§ Data records
>>>>>

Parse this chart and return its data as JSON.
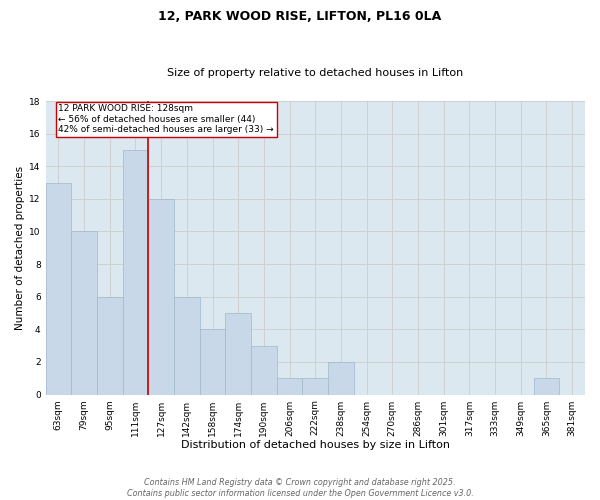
{
  "title": "12, PARK WOOD RISE, LIFTON, PL16 0LA",
  "subtitle": "Size of property relative to detached houses in Lifton",
  "xlabel": "Distribution of detached houses by size in Lifton",
  "ylabel": "Number of detached properties",
  "categories": [
    "63sqm",
    "79sqm",
    "95sqm",
    "111sqm",
    "127sqm",
    "142sqm",
    "158sqm",
    "174sqm",
    "190sqm",
    "206sqm",
    "222sqm",
    "238sqm",
    "254sqm",
    "270sqm",
    "286sqm",
    "301sqm",
    "317sqm",
    "333sqm",
    "349sqm",
    "365sqm",
    "381sqm"
  ],
  "values": [
    13,
    10,
    6,
    15,
    12,
    6,
    4,
    5,
    3,
    1,
    1,
    2,
    0,
    0,
    0,
    0,
    0,
    0,
    0,
    1,
    0
  ],
  "bar_color": "#c8d8e8",
  "bar_edgecolor": "#a0b8cc",
  "highlight_index": 4,
  "highlight_line_color": "#cc0000",
  "annotation_text": "12 PARK WOOD RISE: 128sqm\n← 56% of detached houses are smaller (44)\n42% of semi-detached houses are larger (33) →",
  "annotation_box_edgecolor": "#cc0000",
  "annotation_box_facecolor": "#ffffff",
  "ylim": [
    0,
    18
  ],
  "yticks": [
    0,
    2,
    4,
    6,
    8,
    10,
    12,
    14,
    16,
    18
  ],
  "grid_color": "#cccccc",
  "background_color": "#dce8f0",
  "footer_text": "Contains HM Land Registry data © Crown copyright and database right 2025.\nContains public sector information licensed under the Open Government Licence v3.0.",
  "title_fontsize": 9,
  "subtitle_fontsize": 8,
  "xlabel_fontsize": 8,
  "ylabel_fontsize": 7.5,
  "tick_fontsize": 6.5,
  "annotation_fontsize": 6.5,
  "footer_fontsize": 5.8
}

<<<<<

§ Short exercise
From the listing above, print every entry precisely and drop the pictures.

§ Reply
Parse this chart and return its data as JSON.
{
  "title": "12, PARK WOOD RISE, LIFTON, PL16 0LA",
  "subtitle": "Size of property relative to detached houses in Lifton",
  "xlabel": "Distribution of detached houses by size in Lifton",
  "ylabel": "Number of detached properties",
  "categories": [
    "63sqm",
    "79sqm",
    "95sqm",
    "111sqm",
    "127sqm",
    "142sqm",
    "158sqm",
    "174sqm",
    "190sqm",
    "206sqm",
    "222sqm",
    "238sqm",
    "254sqm",
    "270sqm",
    "286sqm",
    "301sqm",
    "317sqm",
    "333sqm",
    "349sqm",
    "365sqm",
    "381sqm"
  ],
  "values": [
    13,
    10,
    6,
    15,
    12,
    6,
    4,
    5,
    3,
    1,
    1,
    2,
    0,
    0,
    0,
    0,
    0,
    0,
    0,
    1,
    0
  ],
  "bar_color": "#c8d8e8",
  "bar_edgecolor": "#a0b8cc",
  "highlight_index": 4,
  "highlight_line_color": "#cc0000",
  "annotation_text": "12 PARK WOOD RISE: 128sqm\n← 56% of detached houses are smaller (44)\n42% of semi-detached houses are larger (33) →",
  "annotation_box_edgecolor": "#cc0000",
  "annotation_box_facecolor": "#ffffff",
  "ylim": [
    0,
    18
  ],
  "yticks": [
    0,
    2,
    4,
    6,
    8,
    10,
    12,
    14,
    16,
    18
  ],
  "grid_color": "#cccccc",
  "background_color": "#dce8f0",
  "footer_text": "Contains HM Land Registry data © Crown copyright and database right 2025.\nContains public sector information licensed under the Open Government Licence v3.0.",
  "title_fontsize": 9,
  "subtitle_fontsize": 8,
  "xlabel_fontsize": 8,
  "ylabel_fontsize": 7.5,
  "tick_fontsize": 6.5,
  "annotation_fontsize": 6.5,
  "footer_fontsize": 5.8
}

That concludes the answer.